## Task brief
Can you output the material exactly as written, minus any pictures it holds?

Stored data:

::::::

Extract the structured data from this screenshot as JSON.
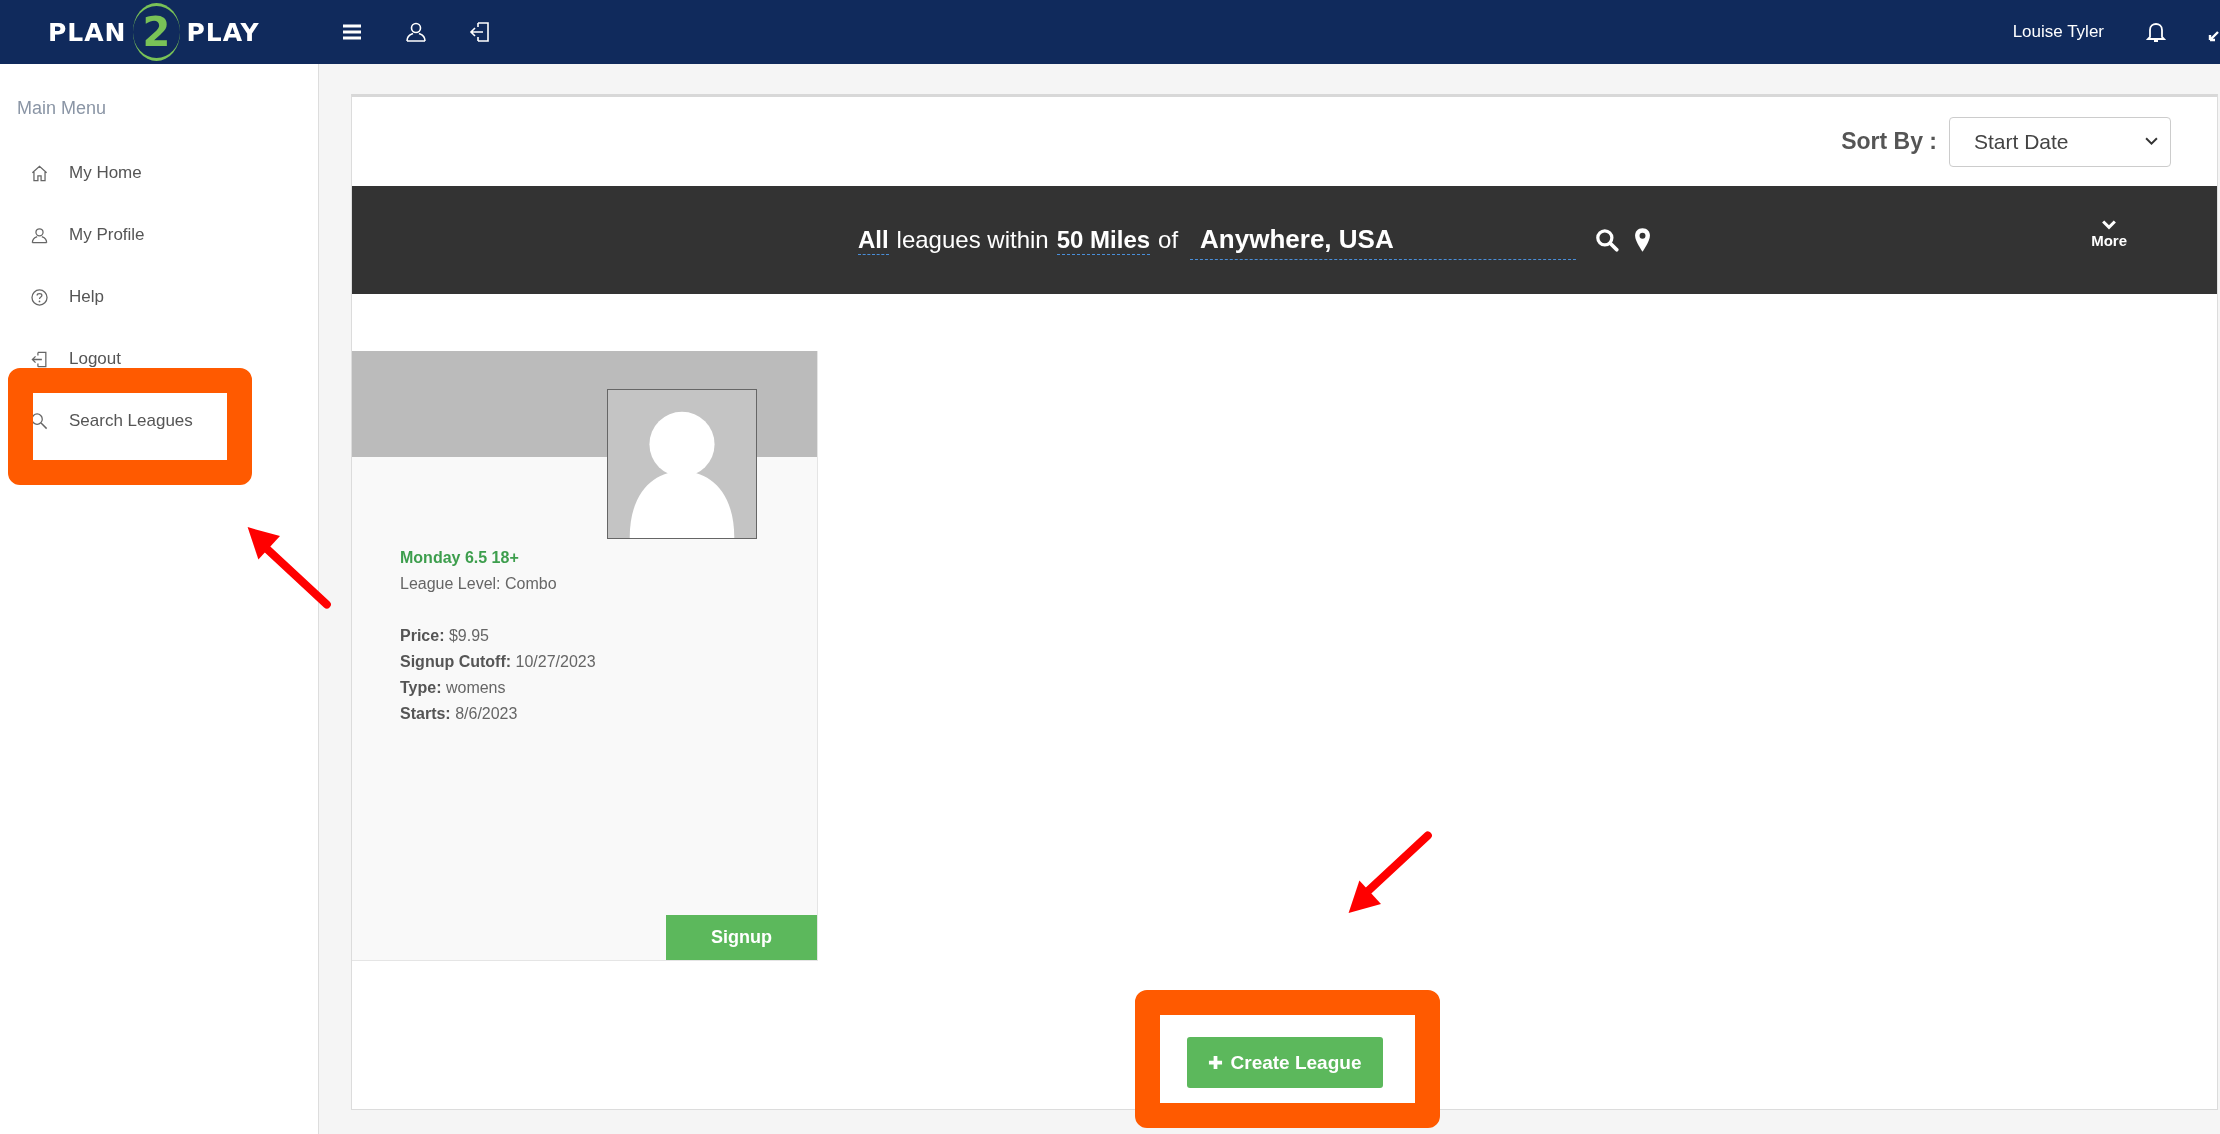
{
  "header": {
    "logo": {
      "left": "PLAN",
      "digit": "2",
      "right": "PLAY"
    },
    "user_name": "Louise Tyler"
  },
  "sidebar": {
    "heading": "Main Menu",
    "items": [
      {
        "label": "My Home",
        "kind": "home"
      },
      {
        "label": "My Profile",
        "kind": "user"
      },
      {
        "label": "Help",
        "kind": "help"
      },
      {
        "label": "Logout",
        "kind": "logout"
      },
      {
        "label": "Search Leagues",
        "kind": "search"
      }
    ]
  },
  "sort": {
    "label": "Sort By :",
    "value": "Start Date"
  },
  "search_bar": {
    "scope": "All",
    "text_1": "leagues within",
    "distance": "50 Miles",
    "text_2": "of",
    "location": "Anywhere, USA",
    "more": "More"
  },
  "leagues": [
    {
      "title": "Monday 6.5 18+",
      "level": "League Level: Combo",
      "details": [
        "**Price:** $9.95",
        "**Signup Cutoff:** 10/27/2023",
        "**Type:** womens",
        "**Starts:** 8/6/2023"
      ],
      "button": "Signup"
    }
  ],
  "create_button": "Create League",
  "annotations": [
    {
      "kind": "highlight"
    },
    {
      "kind": "arrow"
    },
    {
      "kind": "arrow"
    },
    {
      "kind": "highlight"
    }
  ]
}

::::::

## The answer
Extract the structured data from this screenshot as JSON.
{
  "header": {
    "logo": {
      "left": "PLAN",
      "digit": "2",
      "right": "PLAY"
    },
    "user_name": "Louise Tyler"
  },
  "sidebar": {
    "heading": "Main Menu",
    "items": [
      {
        "label": "My Home",
        "kind": "home"
      },
      {
        "label": "My Profile",
        "kind": "user"
      },
      {
        "label": "Help",
        "kind": "help"
      },
      {
        "label": "Logout",
        "kind": "logout"
      },
      {
        "label": "Search Leagues",
        "kind": "search"
      }
    ]
  },
  "sort": {
    "label": "Sort By :",
    "value": "Start Date"
  },
  "search_bar": {
    "scope": "All",
    "text_1": "leagues within",
    "distance": "50 Miles",
    "text_2": "of",
    "location": "Anywhere, USA",
    "more": "More"
  },
  "leagues": [
    {
      "title": "Monday 6.5 18+",
      "level": "League Level: Combo",
      "details": [
        "**Price:** $9.95",
        "**Signup Cutoff:** 10/27/2023",
        "**Type:** womens",
        "**Starts:** 8/6/2023"
      ],
      "button": "Signup"
    }
  ],
  "create_button": "Create League",
  "annotations": [
    {
      "kind": "highlight"
    },
    {
      "kind": "arrow"
    },
    {
      "kind": "arrow"
    },
    {
      "kind": "highlight"
    }
  ]
}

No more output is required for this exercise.